§ **Source material**
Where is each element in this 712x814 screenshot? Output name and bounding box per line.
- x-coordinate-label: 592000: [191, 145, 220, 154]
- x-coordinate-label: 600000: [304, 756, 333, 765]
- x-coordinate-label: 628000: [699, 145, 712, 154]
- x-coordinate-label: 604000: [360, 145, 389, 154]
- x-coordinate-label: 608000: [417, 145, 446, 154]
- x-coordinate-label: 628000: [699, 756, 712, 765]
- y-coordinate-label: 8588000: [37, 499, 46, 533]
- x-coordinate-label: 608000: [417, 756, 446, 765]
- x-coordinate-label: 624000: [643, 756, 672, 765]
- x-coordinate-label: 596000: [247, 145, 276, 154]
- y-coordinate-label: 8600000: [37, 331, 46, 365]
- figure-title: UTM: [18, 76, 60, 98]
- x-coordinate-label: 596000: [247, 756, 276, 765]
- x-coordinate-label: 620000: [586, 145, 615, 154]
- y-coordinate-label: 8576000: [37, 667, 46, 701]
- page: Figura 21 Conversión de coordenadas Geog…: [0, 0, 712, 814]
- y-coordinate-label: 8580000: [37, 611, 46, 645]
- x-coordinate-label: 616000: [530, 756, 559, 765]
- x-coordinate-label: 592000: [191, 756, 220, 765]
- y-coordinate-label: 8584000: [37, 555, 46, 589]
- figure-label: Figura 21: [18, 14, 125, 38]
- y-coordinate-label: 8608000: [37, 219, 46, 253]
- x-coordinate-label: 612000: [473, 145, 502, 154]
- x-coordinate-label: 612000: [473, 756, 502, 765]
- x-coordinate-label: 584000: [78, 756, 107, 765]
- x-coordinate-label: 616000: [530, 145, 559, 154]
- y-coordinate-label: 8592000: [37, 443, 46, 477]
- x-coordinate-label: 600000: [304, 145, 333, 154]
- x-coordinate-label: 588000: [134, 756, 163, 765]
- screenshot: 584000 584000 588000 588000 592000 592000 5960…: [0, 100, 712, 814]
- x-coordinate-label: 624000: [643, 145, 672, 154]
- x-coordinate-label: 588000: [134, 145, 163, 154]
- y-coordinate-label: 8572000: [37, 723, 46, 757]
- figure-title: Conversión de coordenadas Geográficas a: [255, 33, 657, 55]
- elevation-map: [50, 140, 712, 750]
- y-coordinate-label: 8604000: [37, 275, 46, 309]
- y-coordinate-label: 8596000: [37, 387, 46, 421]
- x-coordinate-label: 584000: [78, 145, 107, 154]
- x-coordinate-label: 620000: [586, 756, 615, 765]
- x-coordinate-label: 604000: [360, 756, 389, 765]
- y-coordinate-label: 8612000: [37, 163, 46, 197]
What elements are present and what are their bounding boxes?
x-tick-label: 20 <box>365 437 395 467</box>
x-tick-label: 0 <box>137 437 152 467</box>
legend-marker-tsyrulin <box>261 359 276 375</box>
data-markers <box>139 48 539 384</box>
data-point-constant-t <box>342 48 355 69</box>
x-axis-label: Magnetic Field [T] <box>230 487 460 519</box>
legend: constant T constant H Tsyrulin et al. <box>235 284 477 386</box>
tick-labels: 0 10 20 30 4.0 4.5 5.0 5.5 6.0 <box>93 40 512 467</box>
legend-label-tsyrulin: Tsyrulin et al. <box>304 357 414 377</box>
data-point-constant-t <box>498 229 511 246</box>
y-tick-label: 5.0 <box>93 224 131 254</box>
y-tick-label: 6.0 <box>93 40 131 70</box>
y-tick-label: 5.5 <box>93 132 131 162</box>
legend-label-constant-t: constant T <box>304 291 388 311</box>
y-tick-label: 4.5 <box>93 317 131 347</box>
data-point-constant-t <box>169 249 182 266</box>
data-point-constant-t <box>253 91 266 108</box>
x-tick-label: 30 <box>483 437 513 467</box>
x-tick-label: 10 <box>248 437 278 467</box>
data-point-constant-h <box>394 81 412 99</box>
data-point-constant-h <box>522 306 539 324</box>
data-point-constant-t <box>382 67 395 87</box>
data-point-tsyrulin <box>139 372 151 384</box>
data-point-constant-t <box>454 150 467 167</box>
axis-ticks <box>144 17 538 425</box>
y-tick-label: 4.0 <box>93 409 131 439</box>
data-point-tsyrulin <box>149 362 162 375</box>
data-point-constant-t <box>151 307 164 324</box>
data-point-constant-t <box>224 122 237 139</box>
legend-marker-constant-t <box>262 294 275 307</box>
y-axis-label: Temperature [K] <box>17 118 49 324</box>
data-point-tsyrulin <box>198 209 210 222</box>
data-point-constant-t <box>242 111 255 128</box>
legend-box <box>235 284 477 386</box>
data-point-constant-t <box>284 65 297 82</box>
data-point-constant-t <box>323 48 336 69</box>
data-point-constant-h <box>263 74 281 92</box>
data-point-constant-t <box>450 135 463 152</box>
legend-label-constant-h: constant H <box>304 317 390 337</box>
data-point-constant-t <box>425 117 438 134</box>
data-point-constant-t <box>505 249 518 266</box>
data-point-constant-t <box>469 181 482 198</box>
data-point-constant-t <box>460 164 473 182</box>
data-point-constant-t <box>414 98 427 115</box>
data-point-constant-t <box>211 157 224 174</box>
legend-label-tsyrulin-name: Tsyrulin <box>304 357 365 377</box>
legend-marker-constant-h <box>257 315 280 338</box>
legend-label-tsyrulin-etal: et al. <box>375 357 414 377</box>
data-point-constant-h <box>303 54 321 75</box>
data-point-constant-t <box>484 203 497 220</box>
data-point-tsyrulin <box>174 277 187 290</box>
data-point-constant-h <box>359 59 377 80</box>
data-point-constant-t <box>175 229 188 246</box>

§ **Directions for this task**
Convert all the lines in the records above into a single numbered list, omitting any blank lines.

§ **Written answer**
1. Where is each element in this 712x814 screenshot? Output name and bounding box per line.
2. - x-coordinate-label: 592000: [191, 145, 220, 154]
3. - x-coordinate-label: 600000: [304, 756, 333, 765]
4. - x-coordinate-label: 628000: [699, 145, 712, 154]
5. - x-coordinate-label: 604000: [360, 145, 389, 154]
6. - x-coordinate-label: 608000: [417, 145, 446, 154]
7. - x-coordinate-label: 628000: [699, 756, 712, 765]
8. - y-coordinate-label: 8588000: [37, 499, 46, 533]
9. - x-coordinate-label: 608000: [417, 756, 446, 765]
10. - x-coordinate-label: 624000: [643, 756, 672, 765]
11. - x-coordinate-label: 596000: [247, 145, 276, 154]
12. - y-coordinate-label: 8600000: [37, 331, 46, 365]
13. - figure-title: UTM: [18, 76, 60, 98]
14. - x-coordinate-label: 596000: [247, 756, 276, 765]
15. - x-coordinate-label: 620000: [586, 145, 615, 154]
16. - y-coordinate-label: 8576000: [37, 667, 46, 701]
17. - page: Figura 21 Conversión de coordenadas Geog…: [0, 0, 712, 814]
18. - y-coordinate-label: 8580000: [37, 611, 46, 645]
19. - x-coordinate-label: 616000: [530, 756, 559, 765]
20. - x-coordinate-label: 592000: [191, 756, 220, 765]
21. - y-coordinate-label: 8584000: [37, 555, 46, 589]
22. - figure-label: Figura 21: [18, 14, 125, 38]
23. - y-coordinate-label: 8608000: [37, 219, 46, 253]
24. - x-coordinate-label: 612000: [473, 145, 502, 154]
25. - x-coordinate-label: 612000: [473, 756, 502, 765]
26. - x-coordinate-label: 584000: [78, 756, 107, 765]
27. - x-coordinate-label: 616000: [530, 145, 559, 154]
28. - y-coordinate-label: 8592000: [37, 443, 46, 477]
29. - x-coordinate-label: 600000: [304, 145, 333, 154]
30. - x-coordinate-label: 588000: [134, 756, 163, 765]
31. - screenshot: 584000 584000 588000 588000 592000 592000 5960…: [0, 100, 712, 814]
32. - x-coordinate-label: 624000: [643, 145, 672, 154]
33. - x-coordinate-label: 588000: [134, 145, 163, 154]
34. - y-coordinate-label: 8572000: [37, 723, 46, 757]
35. - figure-title: Conversión de coordenadas Geográficas a: [255, 33, 657, 55]
36. - elevation-map: [50, 140, 712, 750]
37. - y-coordinate-label: 8604000: [37, 275, 46, 309]
38. - y-coordinate-label: 8596000: [37, 387, 46, 421]
39. - x-coordinate-label: 584000: [78, 145, 107, 154]
40. - x-coordinate-label: 620000: [586, 756, 615, 765]
41. - x-coordinate-label: 604000: [360, 756, 389, 765]
42. - y-coordinate-label: 8612000: [37, 163, 46, 197]
43. What elements are present and what are their bounding boxes?
44. x-tick-label: 20 <box>365 437 395 467</box>
45. x-tick-label: 0 <box>137 437 152 467</box>
46. legend-marker-tsyrulin <box>261 359 276 375</box>
47. data-markers <box>139 48 539 384</box>
48. data-point-constant-t <box>342 48 355 69</box>
49. x-axis-label: Magnetic Field [T] <box>230 487 460 519</box>
50. legend: constant T constant H Tsyrulin et al. <box>235 284 477 386</box>
51. tick-labels: 0 10 20 30 4.0 4.5 5.0 5.5 6.0 <box>93 40 512 467</box>
52. legend-label-tsyrulin: Tsyrulin et al. <box>304 357 414 377</box>
53. data-point-constant-t <box>498 229 511 246</box>
54. y-tick-label: 5.0 <box>93 224 131 254</box>
55. y-tick-label: 6.0 <box>93 40 131 70</box>
56. y-tick-label: 5.5 <box>93 132 131 162</box>
57. legend-label-constant-t: constant T <box>304 291 388 311</box>
58. y-tick-label: 4.5 <box>93 317 131 347</box>
59. data-point-constant-t <box>169 249 182 266</box>
60. data-point-constant-t <box>253 91 266 108</box>
61. x-tick-label: 30 <box>483 437 513 467</box>
62. x-tick-label: 10 <box>248 437 278 467</box>
63. data-point-constant-h <box>394 81 412 99</box>
64. data-point-constant-h <box>522 306 539 324</box>
65. data-point-constant-t <box>382 67 395 87</box>
66. data-point-tsyrulin <box>139 372 151 384</box>
67. data-point-constant-t <box>454 150 467 167</box>
68. axis-ticks <box>144 17 538 425</box>
69. y-tick-label: 4.0 <box>93 409 131 439</box>
70. data-point-tsyrulin <box>149 362 162 375</box>
71. data-point-constant-t <box>151 307 164 324</box>
72. data-point-constant-t <box>224 122 237 139</box>
73. legend-marker-constant-t <box>262 294 275 307</box>
74. y-axis-label: Temperature [K] <box>17 118 49 324</box>
75. data-point-tsyrulin <box>198 209 210 222</box>
76. data-point-constant-t <box>242 111 255 128</box>
77. legend-box <box>235 284 477 386</box>
78. data-point-constant-t <box>284 65 297 82</box>
79. data-point-constant-t <box>323 48 336 69</box>
80. data-point-constant-h <box>263 74 281 92</box>
81. data-point-constant-t <box>450 135 463 152</box>
82. legend-label-constant-h: constant H <box>304 317 390 337</box>
83. data-point-constant-t <box>425 117 438 134</box>
84. data-point-constant-t <box>505 249 518 266</box>
85. data-point-constant-t <box>469 181 482 198</box>
86. data-point-constant-t <box>460 164 473 182</box>
87. data-point-constant-t <box>414 98 427 115</box>
88. data-point-constant-t <box>211 157 224 174</box>
89. legend-label-tsyrulin-name: Tsyrulin <box>304 357 365 377</box>
90. legend-marker-constant-h <box>257 315 280 338</box>
91. legend-label-tsyrulin-etal: et al. <box>375 357 414 377</box>
92. data-point-constant-h <box>303 54 321 75</box>
93. data-point-constant-t <box>484 203 497 220</box>
94. data-point-tsyrulin <box>174 277 187 290</box>
95. data-point-constant-h <box>359 59 377 80</box>
96. data-point-constant-t <box>175 229 188 246</box>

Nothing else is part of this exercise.